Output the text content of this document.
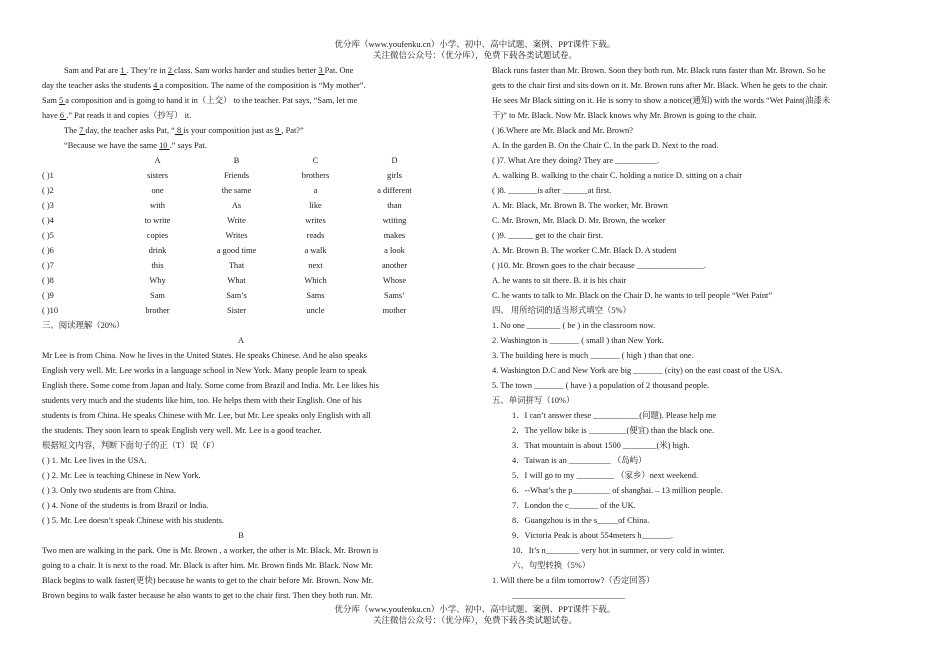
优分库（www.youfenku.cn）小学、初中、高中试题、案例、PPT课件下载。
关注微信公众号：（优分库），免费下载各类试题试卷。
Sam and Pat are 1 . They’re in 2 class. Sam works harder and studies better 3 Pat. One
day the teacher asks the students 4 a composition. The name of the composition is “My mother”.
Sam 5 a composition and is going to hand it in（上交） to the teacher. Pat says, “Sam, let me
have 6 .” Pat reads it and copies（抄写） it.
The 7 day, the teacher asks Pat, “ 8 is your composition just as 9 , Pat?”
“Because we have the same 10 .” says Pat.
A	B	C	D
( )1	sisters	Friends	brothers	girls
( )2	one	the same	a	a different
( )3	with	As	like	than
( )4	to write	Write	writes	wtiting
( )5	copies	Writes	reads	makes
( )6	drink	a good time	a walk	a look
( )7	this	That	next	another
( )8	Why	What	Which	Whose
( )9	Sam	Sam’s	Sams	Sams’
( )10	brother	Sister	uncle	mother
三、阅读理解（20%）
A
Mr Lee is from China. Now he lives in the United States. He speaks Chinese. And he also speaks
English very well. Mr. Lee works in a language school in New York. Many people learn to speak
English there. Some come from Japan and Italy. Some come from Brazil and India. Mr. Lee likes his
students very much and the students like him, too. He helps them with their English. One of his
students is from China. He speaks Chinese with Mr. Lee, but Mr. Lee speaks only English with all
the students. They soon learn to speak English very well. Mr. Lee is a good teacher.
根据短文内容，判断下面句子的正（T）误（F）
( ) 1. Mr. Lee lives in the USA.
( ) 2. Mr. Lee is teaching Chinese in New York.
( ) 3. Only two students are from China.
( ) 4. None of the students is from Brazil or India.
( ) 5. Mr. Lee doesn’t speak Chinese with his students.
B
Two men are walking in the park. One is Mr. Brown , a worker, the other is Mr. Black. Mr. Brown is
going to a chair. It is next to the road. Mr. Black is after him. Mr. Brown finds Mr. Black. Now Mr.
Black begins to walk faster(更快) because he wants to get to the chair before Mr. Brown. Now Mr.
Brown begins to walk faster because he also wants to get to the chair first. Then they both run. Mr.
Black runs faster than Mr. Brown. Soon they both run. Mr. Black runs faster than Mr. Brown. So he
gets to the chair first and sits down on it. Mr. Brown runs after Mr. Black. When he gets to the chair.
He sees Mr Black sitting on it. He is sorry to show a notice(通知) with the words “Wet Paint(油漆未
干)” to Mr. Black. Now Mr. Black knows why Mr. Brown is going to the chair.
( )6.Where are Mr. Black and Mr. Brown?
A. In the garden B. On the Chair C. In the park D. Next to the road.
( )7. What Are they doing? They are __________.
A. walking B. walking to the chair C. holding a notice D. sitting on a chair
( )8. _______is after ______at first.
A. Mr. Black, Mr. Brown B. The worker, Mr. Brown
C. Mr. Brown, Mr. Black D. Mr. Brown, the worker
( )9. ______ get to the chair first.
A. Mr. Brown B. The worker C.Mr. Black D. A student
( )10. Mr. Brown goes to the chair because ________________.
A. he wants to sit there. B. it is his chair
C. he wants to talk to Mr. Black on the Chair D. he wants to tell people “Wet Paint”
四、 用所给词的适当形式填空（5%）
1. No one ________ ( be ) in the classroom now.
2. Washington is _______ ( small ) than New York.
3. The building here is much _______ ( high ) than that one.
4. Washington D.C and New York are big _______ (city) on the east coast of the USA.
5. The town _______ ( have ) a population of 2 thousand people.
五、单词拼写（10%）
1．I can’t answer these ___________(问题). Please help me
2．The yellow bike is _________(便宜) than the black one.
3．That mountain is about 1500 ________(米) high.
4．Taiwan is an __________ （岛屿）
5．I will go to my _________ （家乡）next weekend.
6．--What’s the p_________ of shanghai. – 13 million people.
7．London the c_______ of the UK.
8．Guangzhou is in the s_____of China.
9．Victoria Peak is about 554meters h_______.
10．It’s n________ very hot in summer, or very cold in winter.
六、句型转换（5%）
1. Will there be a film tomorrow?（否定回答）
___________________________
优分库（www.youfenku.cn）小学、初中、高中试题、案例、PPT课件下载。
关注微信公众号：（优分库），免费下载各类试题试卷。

------------------------------------------------------------

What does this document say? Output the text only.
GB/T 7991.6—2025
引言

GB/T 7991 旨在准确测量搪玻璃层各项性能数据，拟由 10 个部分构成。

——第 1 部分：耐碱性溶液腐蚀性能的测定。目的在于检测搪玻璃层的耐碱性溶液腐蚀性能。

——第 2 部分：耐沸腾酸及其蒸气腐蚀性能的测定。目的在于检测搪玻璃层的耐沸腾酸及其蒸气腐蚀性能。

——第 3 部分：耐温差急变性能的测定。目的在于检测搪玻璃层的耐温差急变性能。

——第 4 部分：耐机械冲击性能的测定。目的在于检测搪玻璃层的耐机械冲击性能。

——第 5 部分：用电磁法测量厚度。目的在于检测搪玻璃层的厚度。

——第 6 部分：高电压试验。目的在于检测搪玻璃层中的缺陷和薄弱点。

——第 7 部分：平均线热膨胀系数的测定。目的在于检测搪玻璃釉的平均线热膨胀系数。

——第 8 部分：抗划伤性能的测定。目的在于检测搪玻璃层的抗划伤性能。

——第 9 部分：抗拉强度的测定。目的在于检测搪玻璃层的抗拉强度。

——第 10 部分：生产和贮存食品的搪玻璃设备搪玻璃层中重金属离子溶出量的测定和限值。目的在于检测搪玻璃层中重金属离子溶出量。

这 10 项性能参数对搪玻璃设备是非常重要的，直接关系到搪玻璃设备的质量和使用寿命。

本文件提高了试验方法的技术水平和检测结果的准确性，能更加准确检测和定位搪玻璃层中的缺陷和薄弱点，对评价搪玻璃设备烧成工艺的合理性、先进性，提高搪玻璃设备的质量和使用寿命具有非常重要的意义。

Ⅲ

------------------------------------------------------------

__PROBLEM REQUIREMENTS__
Identify every line above with the string "worker" in it. Copy those lines.

__SOLVED EXERCISE__
Two men are walking in the park. One is Mr. Brown , a worker, the other is Mr. Black. Mr. Brown is
A. Mr. Black, Mr. Brown B. The worker, Mr. Brown
C. Mr. Brown, Mr. Black D. Mr. Brown, the worker
A. Mr. Brown B. The worker C.Mr. Black D. A student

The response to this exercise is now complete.